* _Dataset records_
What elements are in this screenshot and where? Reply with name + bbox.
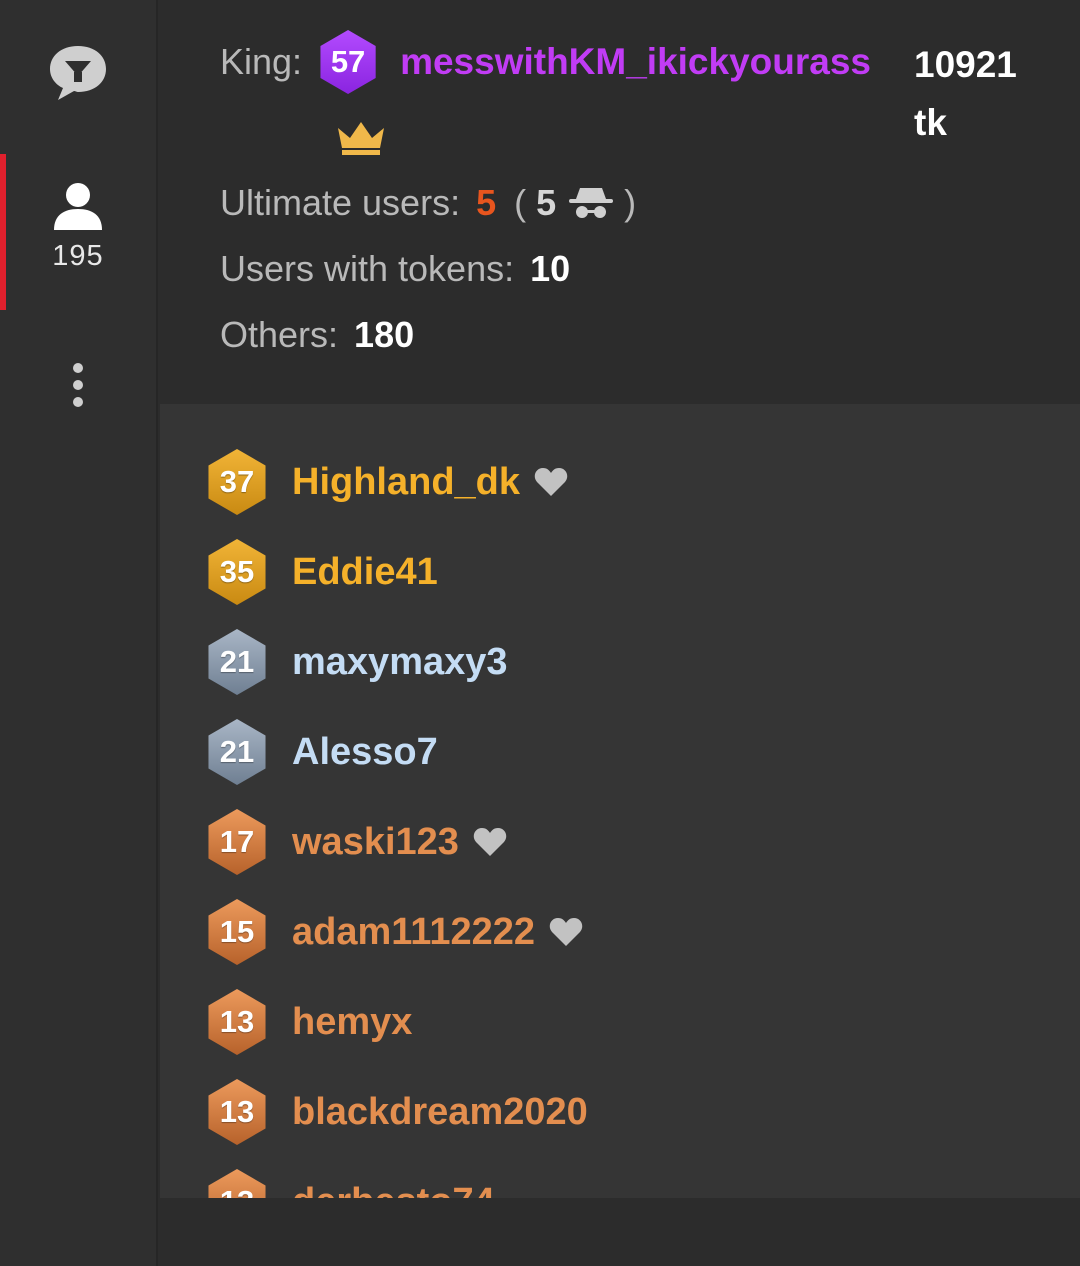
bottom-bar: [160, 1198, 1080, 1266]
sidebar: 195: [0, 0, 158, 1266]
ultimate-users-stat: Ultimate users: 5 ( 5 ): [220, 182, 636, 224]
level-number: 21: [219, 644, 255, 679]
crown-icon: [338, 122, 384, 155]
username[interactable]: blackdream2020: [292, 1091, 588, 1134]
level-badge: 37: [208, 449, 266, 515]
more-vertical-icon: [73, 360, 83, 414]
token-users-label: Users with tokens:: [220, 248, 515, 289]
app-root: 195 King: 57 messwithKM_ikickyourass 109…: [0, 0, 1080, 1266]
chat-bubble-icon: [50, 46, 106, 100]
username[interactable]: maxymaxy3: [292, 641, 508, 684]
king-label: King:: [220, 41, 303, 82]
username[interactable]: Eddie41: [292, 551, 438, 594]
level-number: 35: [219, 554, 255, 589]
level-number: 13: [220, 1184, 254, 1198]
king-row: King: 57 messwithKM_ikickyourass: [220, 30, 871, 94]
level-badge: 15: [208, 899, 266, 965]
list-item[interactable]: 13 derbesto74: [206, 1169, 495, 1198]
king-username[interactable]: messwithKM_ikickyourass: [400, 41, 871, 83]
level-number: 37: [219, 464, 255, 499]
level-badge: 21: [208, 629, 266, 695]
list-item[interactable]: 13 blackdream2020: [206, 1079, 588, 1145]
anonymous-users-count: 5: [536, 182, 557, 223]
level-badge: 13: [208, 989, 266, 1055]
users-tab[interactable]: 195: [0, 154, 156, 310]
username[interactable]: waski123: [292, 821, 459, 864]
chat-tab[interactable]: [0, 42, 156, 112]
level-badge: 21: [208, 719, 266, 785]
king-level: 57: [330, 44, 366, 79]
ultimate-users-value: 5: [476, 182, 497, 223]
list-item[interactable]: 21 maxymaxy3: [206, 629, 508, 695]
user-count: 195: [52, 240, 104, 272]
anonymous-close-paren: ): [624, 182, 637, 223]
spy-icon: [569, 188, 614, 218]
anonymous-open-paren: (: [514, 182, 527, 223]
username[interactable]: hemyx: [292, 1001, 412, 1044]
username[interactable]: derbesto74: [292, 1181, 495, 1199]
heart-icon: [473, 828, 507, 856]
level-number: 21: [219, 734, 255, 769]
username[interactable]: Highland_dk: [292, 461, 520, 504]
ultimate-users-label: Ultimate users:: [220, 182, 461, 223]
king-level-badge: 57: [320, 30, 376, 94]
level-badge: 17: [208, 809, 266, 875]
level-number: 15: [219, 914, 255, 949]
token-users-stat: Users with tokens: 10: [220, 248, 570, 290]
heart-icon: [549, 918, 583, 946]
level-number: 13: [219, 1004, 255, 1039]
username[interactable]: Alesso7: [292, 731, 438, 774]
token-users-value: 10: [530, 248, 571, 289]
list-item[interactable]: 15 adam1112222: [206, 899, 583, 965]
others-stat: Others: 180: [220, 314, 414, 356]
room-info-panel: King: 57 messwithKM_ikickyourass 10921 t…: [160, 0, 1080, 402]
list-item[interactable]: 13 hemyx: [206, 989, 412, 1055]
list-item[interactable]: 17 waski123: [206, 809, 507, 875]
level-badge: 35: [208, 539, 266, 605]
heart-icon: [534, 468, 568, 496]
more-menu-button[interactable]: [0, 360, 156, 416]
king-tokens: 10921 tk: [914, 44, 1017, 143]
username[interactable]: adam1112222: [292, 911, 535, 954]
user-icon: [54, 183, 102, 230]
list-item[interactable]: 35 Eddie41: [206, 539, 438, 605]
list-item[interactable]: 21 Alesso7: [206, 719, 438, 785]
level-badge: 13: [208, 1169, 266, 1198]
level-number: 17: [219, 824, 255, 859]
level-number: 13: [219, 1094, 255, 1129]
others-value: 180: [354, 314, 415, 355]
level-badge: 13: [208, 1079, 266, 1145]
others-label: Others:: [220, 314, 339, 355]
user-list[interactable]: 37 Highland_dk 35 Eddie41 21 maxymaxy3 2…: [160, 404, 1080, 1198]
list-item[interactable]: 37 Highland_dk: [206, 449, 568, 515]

* * *

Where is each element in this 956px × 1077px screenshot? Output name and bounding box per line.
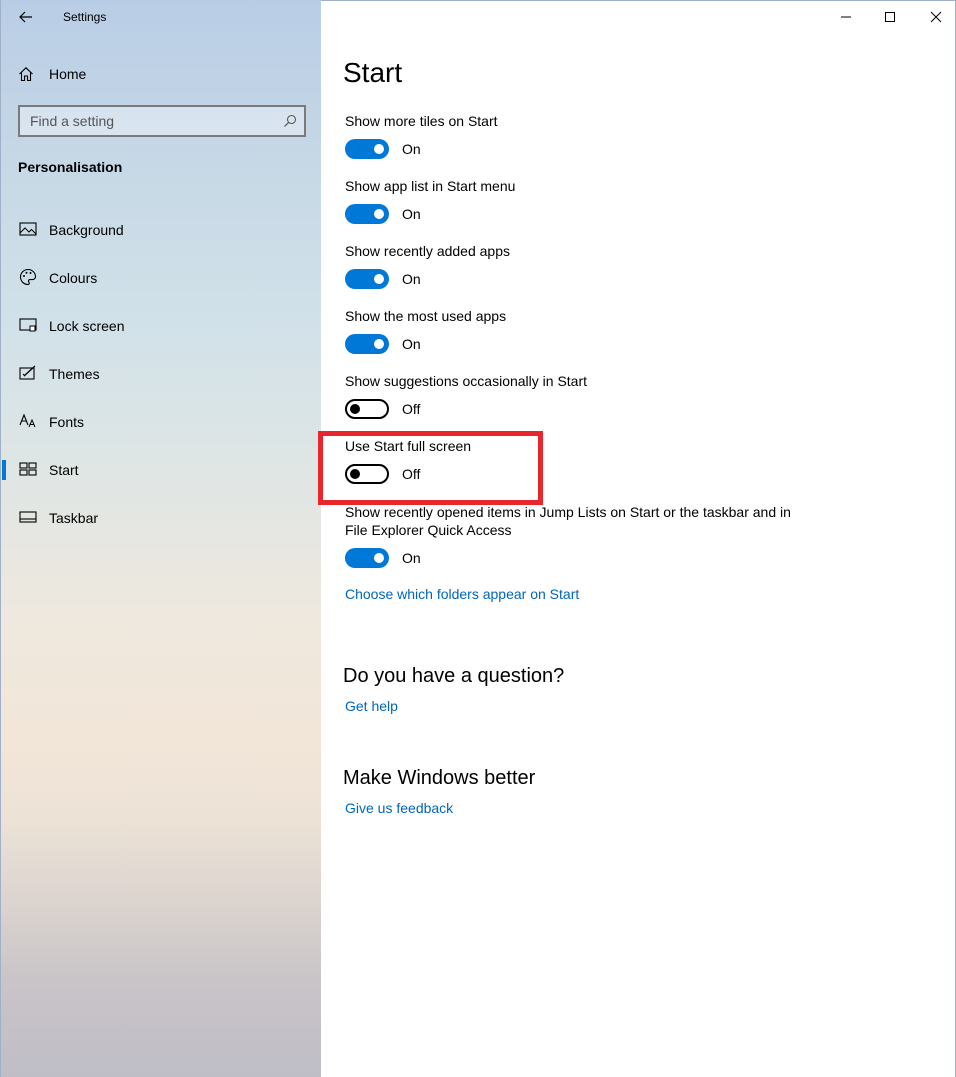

==

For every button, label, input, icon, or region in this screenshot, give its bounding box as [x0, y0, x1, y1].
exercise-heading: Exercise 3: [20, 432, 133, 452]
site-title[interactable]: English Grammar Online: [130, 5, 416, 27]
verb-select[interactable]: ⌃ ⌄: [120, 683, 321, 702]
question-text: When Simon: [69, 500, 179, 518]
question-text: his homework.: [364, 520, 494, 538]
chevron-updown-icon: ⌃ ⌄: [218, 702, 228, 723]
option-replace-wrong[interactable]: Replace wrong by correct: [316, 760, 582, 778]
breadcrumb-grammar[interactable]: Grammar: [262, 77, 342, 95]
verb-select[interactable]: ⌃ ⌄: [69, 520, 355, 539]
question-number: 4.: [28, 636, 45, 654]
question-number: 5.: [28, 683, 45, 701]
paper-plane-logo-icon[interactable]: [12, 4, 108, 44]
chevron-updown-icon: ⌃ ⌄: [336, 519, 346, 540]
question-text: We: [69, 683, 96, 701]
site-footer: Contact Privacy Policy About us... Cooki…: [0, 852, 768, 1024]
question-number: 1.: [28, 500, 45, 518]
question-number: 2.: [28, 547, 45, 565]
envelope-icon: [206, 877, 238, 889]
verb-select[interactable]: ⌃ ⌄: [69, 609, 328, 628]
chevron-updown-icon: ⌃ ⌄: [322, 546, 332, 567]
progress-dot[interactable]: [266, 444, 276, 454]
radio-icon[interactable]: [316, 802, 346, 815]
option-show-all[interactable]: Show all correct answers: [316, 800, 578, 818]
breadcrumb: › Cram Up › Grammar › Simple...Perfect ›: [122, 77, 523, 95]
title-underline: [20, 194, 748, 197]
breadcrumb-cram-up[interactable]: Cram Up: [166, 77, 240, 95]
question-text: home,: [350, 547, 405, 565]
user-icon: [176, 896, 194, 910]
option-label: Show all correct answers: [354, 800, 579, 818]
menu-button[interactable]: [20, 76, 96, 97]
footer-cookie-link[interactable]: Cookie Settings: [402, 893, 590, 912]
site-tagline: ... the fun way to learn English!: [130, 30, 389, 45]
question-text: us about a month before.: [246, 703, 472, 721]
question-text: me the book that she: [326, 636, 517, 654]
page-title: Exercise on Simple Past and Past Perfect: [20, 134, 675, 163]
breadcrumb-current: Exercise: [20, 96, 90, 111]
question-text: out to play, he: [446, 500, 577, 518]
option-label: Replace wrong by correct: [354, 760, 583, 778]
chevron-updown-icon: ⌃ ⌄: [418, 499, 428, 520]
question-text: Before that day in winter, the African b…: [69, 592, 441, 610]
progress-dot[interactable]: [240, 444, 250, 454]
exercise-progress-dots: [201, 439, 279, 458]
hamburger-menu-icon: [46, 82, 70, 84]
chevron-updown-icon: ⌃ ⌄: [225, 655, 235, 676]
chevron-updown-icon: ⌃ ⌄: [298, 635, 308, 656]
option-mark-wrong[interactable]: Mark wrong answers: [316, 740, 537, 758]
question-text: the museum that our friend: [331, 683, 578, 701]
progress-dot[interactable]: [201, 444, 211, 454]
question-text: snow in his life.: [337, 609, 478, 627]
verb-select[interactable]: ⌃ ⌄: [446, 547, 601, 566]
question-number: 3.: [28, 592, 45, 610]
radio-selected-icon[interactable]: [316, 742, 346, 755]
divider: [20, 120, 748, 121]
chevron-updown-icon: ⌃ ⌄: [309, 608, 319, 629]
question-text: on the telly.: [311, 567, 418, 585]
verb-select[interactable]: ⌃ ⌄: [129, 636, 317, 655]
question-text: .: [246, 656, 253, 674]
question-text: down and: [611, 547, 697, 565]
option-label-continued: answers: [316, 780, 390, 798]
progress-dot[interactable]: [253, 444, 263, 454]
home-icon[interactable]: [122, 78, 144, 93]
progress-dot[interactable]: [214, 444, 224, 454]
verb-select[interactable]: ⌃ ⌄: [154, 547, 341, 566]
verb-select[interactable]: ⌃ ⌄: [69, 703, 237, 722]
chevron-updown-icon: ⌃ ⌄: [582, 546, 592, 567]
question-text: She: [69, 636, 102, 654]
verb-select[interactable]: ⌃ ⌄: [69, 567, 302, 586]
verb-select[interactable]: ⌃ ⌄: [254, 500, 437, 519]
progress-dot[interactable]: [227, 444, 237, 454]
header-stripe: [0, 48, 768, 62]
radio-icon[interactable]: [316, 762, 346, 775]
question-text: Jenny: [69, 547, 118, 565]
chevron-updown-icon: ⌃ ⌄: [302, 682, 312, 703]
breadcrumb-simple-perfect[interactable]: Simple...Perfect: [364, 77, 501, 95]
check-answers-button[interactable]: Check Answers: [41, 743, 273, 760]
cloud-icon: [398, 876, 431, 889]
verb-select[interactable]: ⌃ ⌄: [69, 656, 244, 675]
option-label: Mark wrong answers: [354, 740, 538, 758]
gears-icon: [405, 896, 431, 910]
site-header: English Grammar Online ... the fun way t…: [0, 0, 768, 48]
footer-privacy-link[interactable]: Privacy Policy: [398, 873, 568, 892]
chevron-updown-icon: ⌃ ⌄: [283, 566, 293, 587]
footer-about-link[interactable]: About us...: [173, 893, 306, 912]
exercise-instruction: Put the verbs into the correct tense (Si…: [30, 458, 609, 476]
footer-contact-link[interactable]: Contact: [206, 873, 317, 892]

* _Given problem_
Reproduce verbatim the data lines from the one containing "For every button, label, input, icon, or" through the one containing "question-number: 2.: [28, 547, 45, 565]", including both of those lines and nothing else.

* _Correct response_
For every button, label, input, icon, or region in this screenshot, give its bounding box as [x0, y0, x1, y1].
exercise-heading: Exercise 3: [20, 432, 133, 452]
site-title[interactable]: English Grammar Online: [130, 5, 416, 27]
verb-select[interactable]: ⌃ ⌄: [120, 683, 321, 702]
question-text: When Simon: [69, 500, 179, 518]
question-text: his homework.: [364, 520, 494, 538]
chevron-updown-icon: ⌃ ⌄: [218, 702, 228, 723]
option-replace-wrong[interactable]: Replace wrong by correct: [316, 760, 582, 778]
breadcrumb-grammar[interactable]: Grammar: [262, 77, 342, 95]
verb-select[interactable]: ⌃ ⌄: [69, 520, 355, 539]
question-number: 4.: [28, 636, 45, 654]
question-number: 5.: [28, 683, 45, 701]
paper-plane-logo-icon[interactable]: [12, 4, 108, 44]
chevron-updown-icon: ⌃ ⌄: [336, 519, 346, 540]
question-text: We: [69, 683, 96, 701]
site-footer: Contact Privacy Policy About us... Cooki…: [0, 852, 768, 1024]
question-number: 1.: [28, 500, 45, 518]
question-number: 2.: [28, 547, 45, 565]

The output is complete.